◆ Work to complete ◆
Quote all entries exactly, leaving pictures aside.

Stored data

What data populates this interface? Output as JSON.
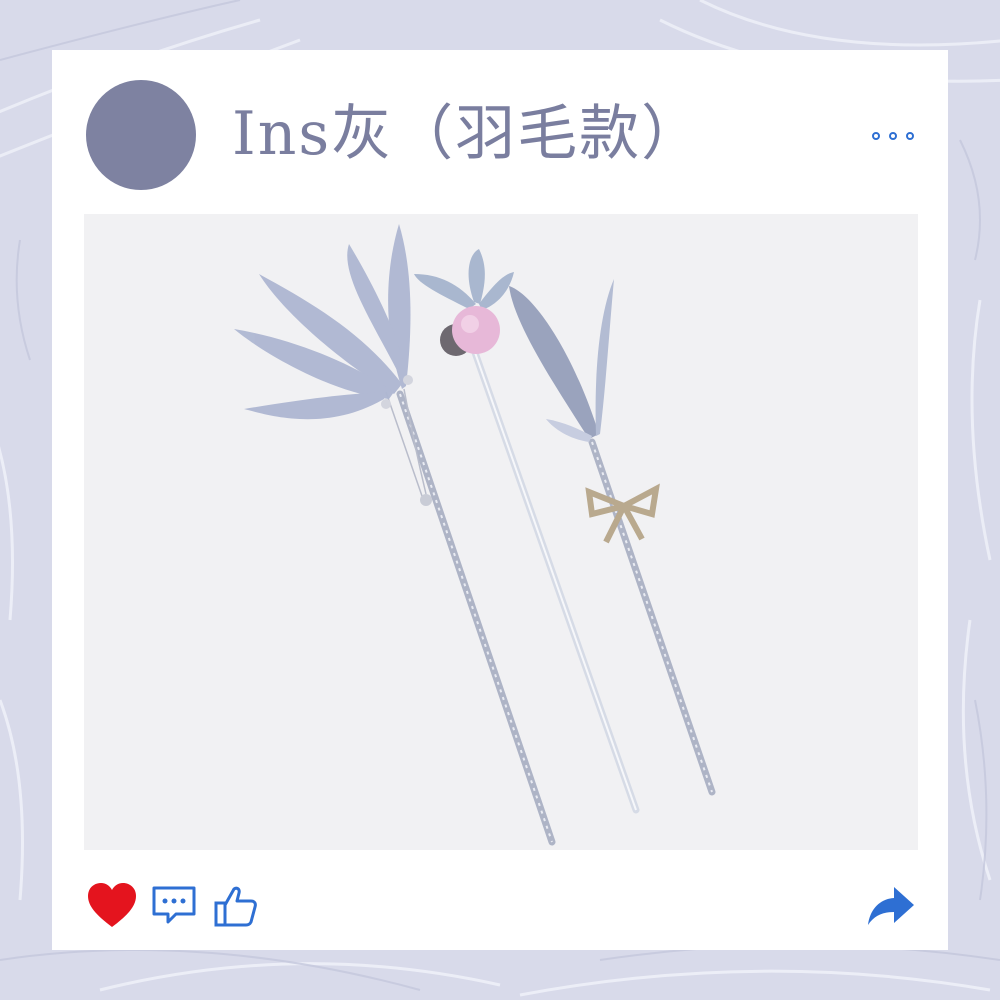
{
  "post": {
    "title": "Ins灰（羽毛款）"
  },
  "colors": {
    "avatar": "#7e82a1",
    "title": "#7a7e9f",
    "like": "#e4141e",
    "icon_blue": "#2e6fd3"
  },
  "icons": {
    "menu": "more-dots",
    "like": "heart",
    "comment": "comment-bubble",
    "thumb": "thumbs-up",
    "share": "share-arrow"
  }
}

◆ Written response ◆
What data populates this interface? Output as JSON.
{
  "post": {
    "title": "Ins灰（羽毛款）"
  },
  "colors": {
    "avatar": "#7e82a1",
    "title": "#7a7e9f",
    "like": "#e4141e",
    "icon_blue": "#2e6fd3"
  },
  "icons": {
    "menu": "more-dots",
    "like": "heart",
    "comment": "comment-bubble",
    "thumb": "thumbs-up",
    "share": "share-arrow"
  }
}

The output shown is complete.